Stored data entries>
----
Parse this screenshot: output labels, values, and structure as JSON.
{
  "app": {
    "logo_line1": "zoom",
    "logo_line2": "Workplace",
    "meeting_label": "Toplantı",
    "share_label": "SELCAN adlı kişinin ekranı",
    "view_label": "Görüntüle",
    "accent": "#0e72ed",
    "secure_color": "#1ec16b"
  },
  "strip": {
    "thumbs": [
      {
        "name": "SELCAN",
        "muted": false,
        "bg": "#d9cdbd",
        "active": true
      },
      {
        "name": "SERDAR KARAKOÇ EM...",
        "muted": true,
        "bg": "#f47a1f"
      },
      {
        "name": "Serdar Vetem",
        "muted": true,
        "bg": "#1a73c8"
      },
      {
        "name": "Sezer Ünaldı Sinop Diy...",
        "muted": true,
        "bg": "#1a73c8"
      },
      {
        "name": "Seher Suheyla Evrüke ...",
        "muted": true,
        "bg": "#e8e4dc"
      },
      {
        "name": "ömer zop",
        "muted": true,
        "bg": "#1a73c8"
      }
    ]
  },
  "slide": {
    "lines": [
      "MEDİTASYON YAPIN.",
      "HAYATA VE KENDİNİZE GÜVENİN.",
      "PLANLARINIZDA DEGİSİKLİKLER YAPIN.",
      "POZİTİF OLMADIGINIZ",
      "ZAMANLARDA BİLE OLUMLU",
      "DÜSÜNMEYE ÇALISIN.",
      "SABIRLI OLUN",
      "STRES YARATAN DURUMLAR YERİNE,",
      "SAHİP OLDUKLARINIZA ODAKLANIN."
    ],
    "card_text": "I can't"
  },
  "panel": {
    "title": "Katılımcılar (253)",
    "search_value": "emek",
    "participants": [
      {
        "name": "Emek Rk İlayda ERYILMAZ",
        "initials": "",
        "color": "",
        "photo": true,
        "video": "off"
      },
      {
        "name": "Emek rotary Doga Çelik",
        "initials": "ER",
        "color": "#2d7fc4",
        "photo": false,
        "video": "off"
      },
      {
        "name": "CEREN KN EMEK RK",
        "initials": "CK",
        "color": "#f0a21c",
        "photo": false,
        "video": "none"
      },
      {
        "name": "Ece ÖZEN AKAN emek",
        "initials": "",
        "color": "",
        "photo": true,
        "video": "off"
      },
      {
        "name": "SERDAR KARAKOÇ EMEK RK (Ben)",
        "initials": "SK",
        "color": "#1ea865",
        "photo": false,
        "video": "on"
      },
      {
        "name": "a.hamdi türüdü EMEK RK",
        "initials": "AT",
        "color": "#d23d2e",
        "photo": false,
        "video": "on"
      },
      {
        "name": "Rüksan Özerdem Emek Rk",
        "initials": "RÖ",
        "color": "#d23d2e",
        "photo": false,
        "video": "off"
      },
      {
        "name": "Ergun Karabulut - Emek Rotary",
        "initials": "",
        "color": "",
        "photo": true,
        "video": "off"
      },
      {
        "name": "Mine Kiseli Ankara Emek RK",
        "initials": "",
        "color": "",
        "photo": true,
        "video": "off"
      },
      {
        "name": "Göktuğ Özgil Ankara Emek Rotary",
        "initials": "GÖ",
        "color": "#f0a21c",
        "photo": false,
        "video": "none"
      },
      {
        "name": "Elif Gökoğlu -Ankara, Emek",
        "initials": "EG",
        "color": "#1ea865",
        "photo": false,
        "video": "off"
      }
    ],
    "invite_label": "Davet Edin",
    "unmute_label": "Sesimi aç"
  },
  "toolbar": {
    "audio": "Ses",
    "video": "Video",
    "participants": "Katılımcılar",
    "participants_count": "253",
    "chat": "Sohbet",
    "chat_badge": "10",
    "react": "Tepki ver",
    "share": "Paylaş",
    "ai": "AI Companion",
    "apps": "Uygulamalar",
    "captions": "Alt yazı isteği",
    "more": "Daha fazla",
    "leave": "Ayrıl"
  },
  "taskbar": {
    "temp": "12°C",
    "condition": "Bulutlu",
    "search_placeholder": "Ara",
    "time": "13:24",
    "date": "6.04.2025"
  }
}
----
Set task> Take the lines above and retype all of them exactly.

The solution>
Parse this screenshot: output labels, values, and structure as JSON.
{
  "app": {
    "logo_line1": "zoom",
    "logo_line2": "Workplace",
    "meeting_label": "Toplantı",
    "share_label": "SELCAN adlı kişinin ekranı",
    "view_label": "Görüntüle",
    "accent": "#0e72ed",
    "secure_color": "#1ec16b"
  },
  "strip": {
    "thumbs": [
      {
        "name": "SELCAN",
        "muted": false,
        "bg": "#d9cdbd",
        "active": true
      },
      {
        "name": "SERDAR KARAKOÇ EM...",
        "muted": true,
        "bg": "#f47a1f"
      },
      {
        "name": "Serdar Vetem",
        "muted": true,
        "bg": "#1a73c8"
      },
      {
        "name": "Sezer Ünaldı Sinop Diy...",
        "muted": true,
        "bg": "#1a73c8"
      },
      {
        "name": "Seher Suheyla Evrüke ...",
        "muted": true,
        "bg": "#e8e4dc"
      },
      {
        "name": "ömer zop",
        "muted": true,
        "bg": "#1a73c8"
      }
    ]
  },
  "slide": {
    "lines": [
      "MEDİTASYON YAPIN.",
      "HAYATA VE KENDİNİZE GÜVENİN.",
      "PLANLARINIZDA DEGİSİKLİKLER YAPIN.",
      "POZİTİF OLMADIGINIZ",
      "ZAMANLARDA BİLE OLUMLU",
      "DÜSÜNMEYE ÇALISIN.",
      "SABIRLI OLUN",
      "STRES YARATAN DURUMLAR YERİNE,",
      "SAHİP OLDUKLARINIZA ODAKLANIN."
    ],
    "card_text": "I can't"
  },
  "panel": {
    "title": "Katılımcılar (253)",
    "search_value": "emek",
    "participants": [
      {
        "name": "Emek Rk İlayda ERYILMAZ",
        "initials": "",
        "color": "",
        "photo": true,
        "video": "off"
      },
      {
        "name": "Emek rotary Doga Çelik",
        "initials": "ER",
        "color": "#2d7fc4",
        "photo": false,
        "video": "off"
      },
      {
        "name": "CEREN KN EMEK RK",
        "initials": "CK",
        "color": "#f0a21c",
        "photo": false,
        "video": "none"
      },
      {
        "name": "Ece ÖZEN AKAN emek",
        "initials": "",
        "color": "",
        "photo": true,
        "video": "off"
      },
      {
        "name": "SERDAR KARAKOÇ EMEK RK (Ben)",
        "initials": "SK",
        "color": "#1ea865",
        "photo": false,
        "video": "on"
      },
      {
        "name": "a.hamdi türüdü EMEK RK",
        "initials": "AT",
        "color": "#d23d2e",
        "photo": false,
        "video": "on"
      },
      {
        "name": "Rüksan Özerdem Emek Rk",
        "initials": "RÖ",
        "color": "#d23d2e",
        "photo": false,
        "video": "off"
      },
      {
        "name": "Ergun Karabulut - Emek Rotary",
        "initials": "",
        "color": "",
        "photo": true,
        "video": "off"
      },
      {
        "name": "Mine Kiseli Ankara Emek RK",
        "initials": "",
        "color": "",
        "photo": true,
        "video": "off"
      },
      {
        "name": "Göktuğ Özgil Ankara Emek Rotary",
        "initials": "GÖ",
        "color": "#f0a21c",
        "photo": false,
        "video": "none"
      },
      {
        "name": "Elif Gökoğlu -Ankara, Emek",
        "initials": "EG",
        "color": "#1ea865",
        "photo": false,
        "video": "off"
      }
    ],
    "invite_label": "Davet Edin",
    "unmute_label": "Sesimi aç"
  },
  "toolbar": {
    "audio": "Ses",
    "video": "Video",
    "participants": "Katılımcılar",
    "participants_count": "253",
    "chat": "Sohbet",
    "chat_badge": "10",
    "react": "Tepki ver",
    "share": "Paylaş",
    "ai": "AI Companion",
    "apps": "Uygulamalar",
    "captions": "Alt yazı isteği",
    "more": "Daha fazla",
    "leave": "Ayrıl"
  },
  "taskbar": {
    "temp": "12°C",
    "condition": "Bulutlu",
    "search_placeholder": "Ara",
    "time": "13:24",
    "date": "6.04.2025"
  }
}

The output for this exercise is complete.